- _EXERCISE AIM_: Extract the full listing verbatim and drop any pictures from your copy.

- _Data entries_:
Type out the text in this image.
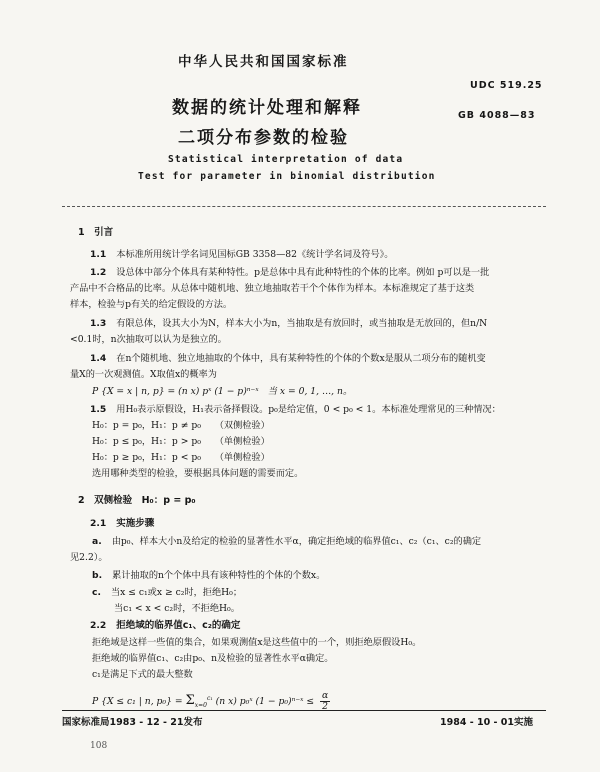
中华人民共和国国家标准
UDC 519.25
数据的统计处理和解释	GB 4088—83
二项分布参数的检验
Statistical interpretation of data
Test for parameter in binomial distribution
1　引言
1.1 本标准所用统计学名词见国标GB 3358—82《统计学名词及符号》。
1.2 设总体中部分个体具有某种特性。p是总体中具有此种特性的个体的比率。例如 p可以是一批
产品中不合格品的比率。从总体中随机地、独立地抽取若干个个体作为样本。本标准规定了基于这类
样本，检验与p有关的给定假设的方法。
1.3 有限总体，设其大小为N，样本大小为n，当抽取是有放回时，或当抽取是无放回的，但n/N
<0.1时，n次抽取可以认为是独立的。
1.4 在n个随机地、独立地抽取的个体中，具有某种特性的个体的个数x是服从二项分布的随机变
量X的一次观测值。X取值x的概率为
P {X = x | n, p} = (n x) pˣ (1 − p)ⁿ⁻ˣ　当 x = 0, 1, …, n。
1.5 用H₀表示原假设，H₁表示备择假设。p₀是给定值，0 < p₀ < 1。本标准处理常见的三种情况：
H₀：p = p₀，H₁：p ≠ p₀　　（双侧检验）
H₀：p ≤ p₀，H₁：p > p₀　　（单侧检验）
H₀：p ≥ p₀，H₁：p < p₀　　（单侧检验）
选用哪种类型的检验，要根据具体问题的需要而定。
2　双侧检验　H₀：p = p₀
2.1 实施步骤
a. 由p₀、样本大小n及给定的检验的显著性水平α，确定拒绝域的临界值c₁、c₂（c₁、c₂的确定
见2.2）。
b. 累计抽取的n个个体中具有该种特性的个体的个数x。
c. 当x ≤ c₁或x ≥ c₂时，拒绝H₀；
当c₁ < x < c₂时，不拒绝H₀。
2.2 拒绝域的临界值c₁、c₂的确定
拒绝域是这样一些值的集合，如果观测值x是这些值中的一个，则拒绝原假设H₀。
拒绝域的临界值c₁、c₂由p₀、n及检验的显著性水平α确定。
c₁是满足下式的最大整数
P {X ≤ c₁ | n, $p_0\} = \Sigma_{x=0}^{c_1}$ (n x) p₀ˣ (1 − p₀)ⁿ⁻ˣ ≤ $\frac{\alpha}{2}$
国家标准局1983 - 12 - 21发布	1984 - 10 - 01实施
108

- _WRITTEN ANSWER_:
Type out the text in this image.
中华人民共和国国家标准
UDC 519.25
数据的统计处理和解释	GB 4088—83
二项分布参数的检验
Statistical interpretation of data
Test for parameter in binomial distribution
1　引言
1.1 本标准所用统计学名词见国标GB 3358—82《统计学名词及符号》。
1.2 设总体中部分个体具有某种特性。p是总体中具有此种特性的个体的比率。例如 p可以是一批
产品中不合格品的比率。从总体中随机地、独立地抽取若干个个体作为样本。本标准规定了基于这类
样本，检验与p有关的给定假设的方法。
1.3 有限总体，设其大小为N，样本大小为n，当抽取是有放回时，或当抽取是无放回的，但n/N
<0.1时，n次抽取可以认为是独立的。
1.4 在n个随机地、独立地抽取的个体中，具有某种特性的个体的个数x是服从二项分布的随机变
量X的一次观测值。X取值x的概率为
P {X = x | n, p} = (n x) pˣ (1 − p)ⁿ⁻ˣ　当 x = 0, 1, …, n。
1.5 用H₀表示原假设，H₁表示备择假设。p₀是给定值，0 < p₀ < 1。本标准处理常见的三种情况：
H₀：p = p₀，H₁：p ≠ p₀　　（双侧检验）
H₀：p ≤ p₀，H₁：p > p₀　　（单侧检验）
H₀：p ≥ p₀，H₁：p < p₀　　（单侧检验）
选用哪种类型的检验，要根据具体问题的需要而定。
2　双侧检验　H₀：p = p₀
2.1 实施步骤
a. 由p₀、样本大小n及给定的检验的显著性水平α，确定拒绝域的临界值c₁、c₂（c₁、c₂的确定
见2.2）。
b. 累计抽取的n个个体中具有该种特性的个体的个数x。
c. 当x ≤ c₁或x ≥ c₂时，拒绝H₀；
当c₁ < x < c₂时，不拒绝H₀。
2.2 拒绝域的临界值c₁、c₂的确定
拒绝域是这样一些值的集合，如果观测值x是这些值中的一个，则拒绝原假设H₀。
拒绝域的临界值c₁、c₂由p₀、n及检验的显著性水平α确定。
c₁是满足下式的最大整数
P {X ≤ c₁ | n, $p_0\} = \Sigma_{x=0}^{c_1}$ (n x) p₀ˣ (1 − p₀)ⁿ⁻ˣ ≤ $\frac{\alpha}{2}$
国家标准局1983 - 12 - 21发布	1984 - 10 - 01实施
108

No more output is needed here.